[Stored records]
## Start

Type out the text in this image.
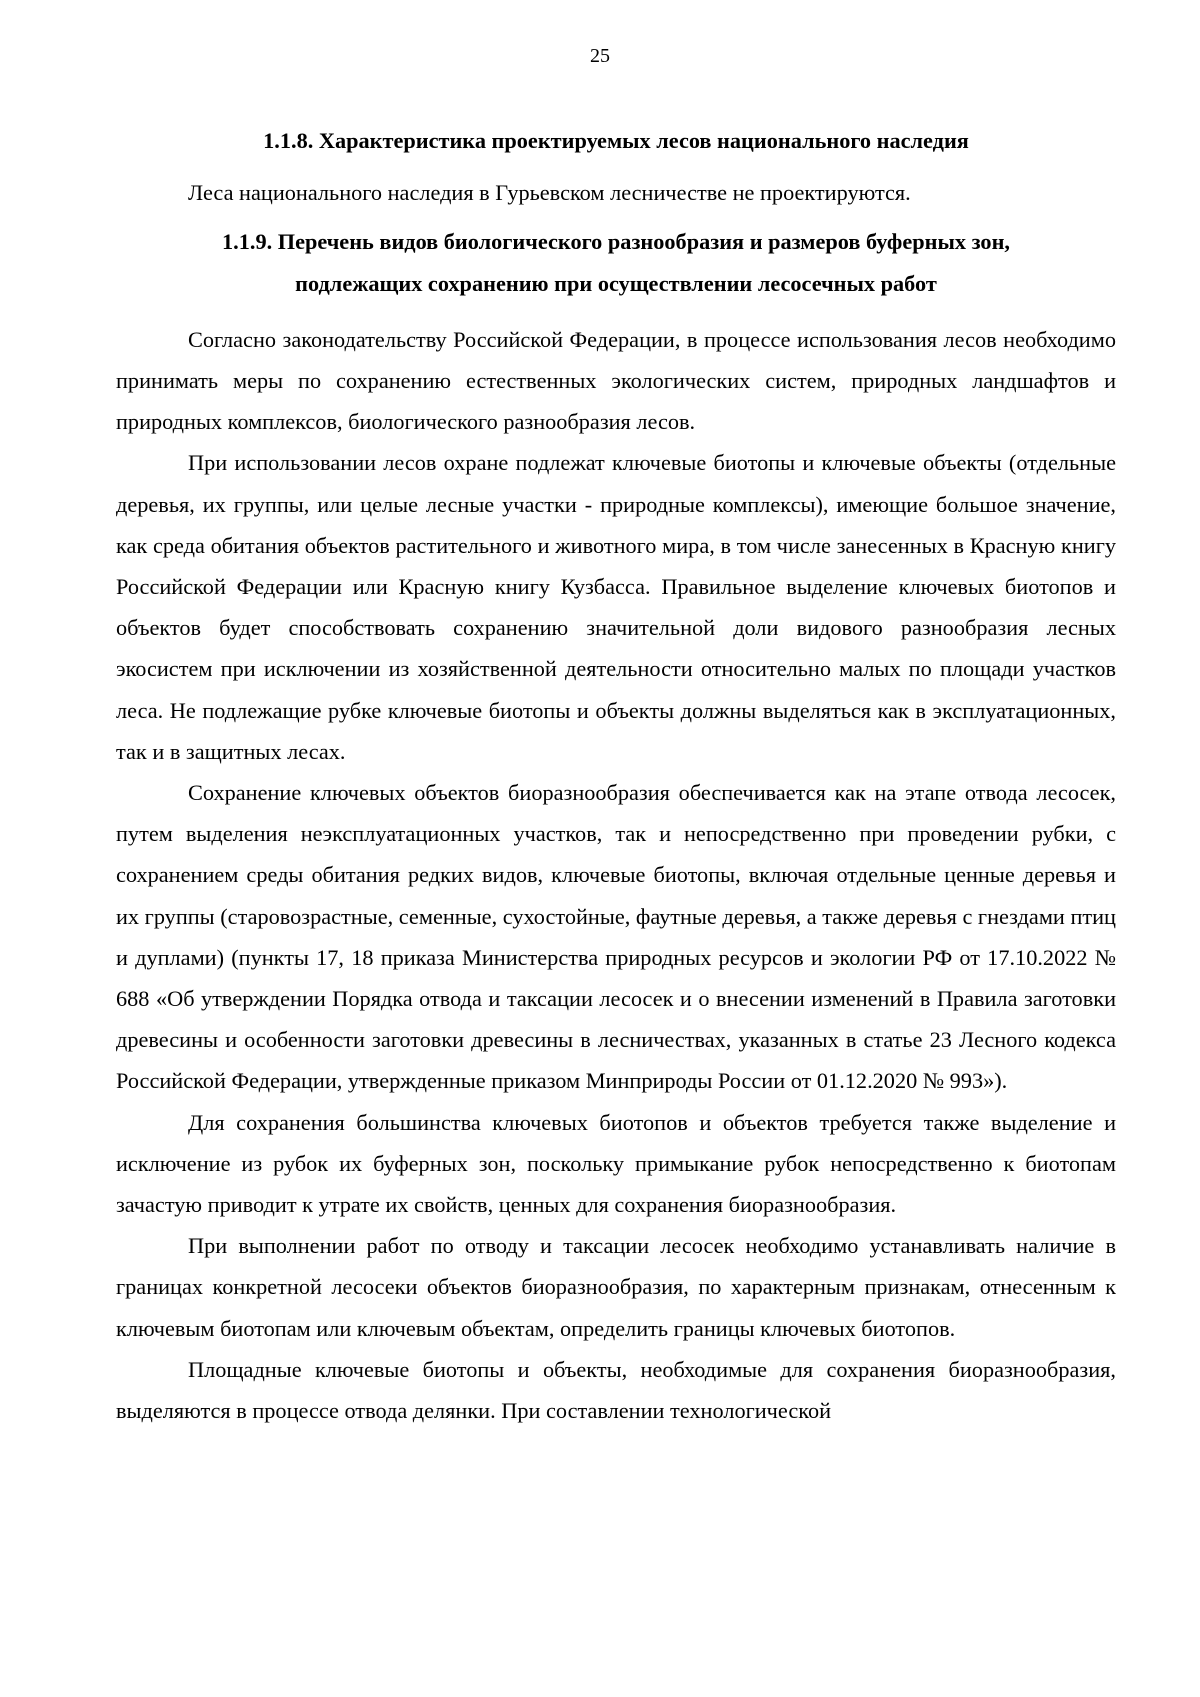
25

1.1.8. Характеристика проектируемых лесов национального наследия

Леса национального наследия в Гурьевском лесничестве не проектируются.

1.1.9. Перечень видов биологического разнообразия и размеров буферных зон,
подлежащих сохранению при осуществлении лесосечных работ

Согласно законодательству Российской Федерации, в процессе использования лесов необходимо принимать меры по сохранению естественных экологических систем, природных ландшафтов и природных комплексов, биологического разнообразия лесов.

При использовании лесов охране подлежат ключевые биотопы и ключевые объекты (отдельные деревья, их группы, или целые лесные участки - природные комплексы), имеющие большое значение, как среда обитания объектов растительного и животного мира, в том числе занесенных в Красную книгу Российской Федерации или Красную книгу Кузбасса. Правильное выделение ключевых биотопов и объектов будет способствовать сохранению значительной доли видового разнообразия лесных экосистем при исключении из хозяйственной деятельности относительно малых по площади участков леса. Не подлежащие рубке ключевые биотопы и объекты должны выделяться как в эксплуатационных, так и в защитных лесах.

Сохранение ключевых объектов биоразнообразия обеспечивается как на этапе отвода лесосек, путем выделения неэксплуатационных участков, так и непосредственно при проведении рубки, с сохранением среды обитания редких видов, ключевые биотопы, включая отдельные ценные деревья и их группы (старовозрастные, семенные, сухостойные, фаутные деревья, а также деревья с гнездами птиц и дуплами) (пункты 17, 18 приказа Министерства природных ресурсов и экологии РФ от 17.10.2022 № 688 «Об утверждении Порядка отвода и таксации лесосек и о внесении изменений в Правила заготовки древесины и особенности заготовки древесины в лесничествах, указанных в статье 23 Лесного кодекса Российской Федерации, утвержденные приказом Минприроды России от 01.12.2020 № 993»).

Для сохранения большинства ключевых биотопов и объектов требуется также выделение и исключение из рубок их буферных зон, поскольку примыкание рубок непосредственно к биотопам зачастую приводит к утрате их свойств, ценных для сохранения биоразнообразия.

При выполнении работ по отводу и таксации лесосек необходимо устанавливать наличие в границах конкретной лесосеки объектов биоразнообразия, по характерным признакам, отнесенным к ключевым биотопам или ключевым объектам, определить границы ключевых биотопов.

Площадные ключевые биотопы и объекты, необходимые для сохранения биоразнообразия, выделяются в процессе отвода делянки. При составлении технологической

## End

» **Exercise objective**: Without including any pictures, print each record exactly.

» **Final result**:
Type out the text in this image.
25

1.1.8. Характеристика проектируемых лесов национального наследия

Леса национального наследия в Гурьевском лесничестве не проектируются.

1.1.9. Перечень видов биологического разнообразия и размеров буферных зон,
подлежащих сохранению при осуществлении лесосечных работ

Согласно законодательству Российской Федерации, в процессе использования лесов необходимо принимать меры по сохранению естественных экологических систем, природных ландшафтов и природных комплексов, биологического разнообразия лесов.

При использовании лесов охране подлежат ключевые биотопы и ключевые объекты (отдельные деревья, их группы, или целые лесные участки - природные комплексы), имеющие большое значение, как среда обитания объектов растительного и животного мира, в том числе занесенных в Красную книгу Российской Федерации или Красную книгу Кузбасса. Правильное выделение ключевых биотопов и объектов будет способствовать сохранению значительной доли видового разнообразия лесных экосистем при исключении из хозяйственной деятельности относительно малых по площади участков леса. Не подлежащие рубке ключевые биотопы и объекты должны выделяться как в эксплуатационных, так и в защитных лесах.

Сохранение ключевых объектов биоразнообразия обеспечивается как на этапе отвода лесосек, путем выделения неэксплуатационных участков, так и непосредственно при проведении рубки, с сохранением среды обитания редких видов, ключевые биотопы, включая отдельные ценные деревья и их группы (старовозрастные, семенные, сухостойные, фаутные деревья, а также деревья с гнездами птиц и дуплами) (пункты 17, 18 приказа Министерства природных ресурсов и экологии РФ от 17.10.2022 № 688 «Об утверждении Порядка отвода и таксации лесосек и о внесении изменений в Правила заготовки древесины и особенности заготовки древесины в лесничествах, указанных в статье 23 Лесного кодекса Российской Федерации, утвержденные приказом Минприроды России от 01.12.2020 № 993»).

Для сохранения большинства ключевых биотопов и объектов требуется также выделение и исключение из рубок их буферных зон, поскольку примыкание рубок непосредственно к биотопам зачастую приводит к утрате их свойств, ценных для сохранения биоразнообразия.

При выполнении работ по отводу и таксации лесосек необходимо устанавливать наличие в границах конкретной лесосеки объектов биоразнообразия, по характерным признакам, отнесенным к ключевым биотопам или ключевым объектам, определить границы ключевых биотопов.

Площадные ключевые биотопы и объекты, необходимые для сохранения биоразнообразия, выделяются в процессе отвода делянки. При составлении технологической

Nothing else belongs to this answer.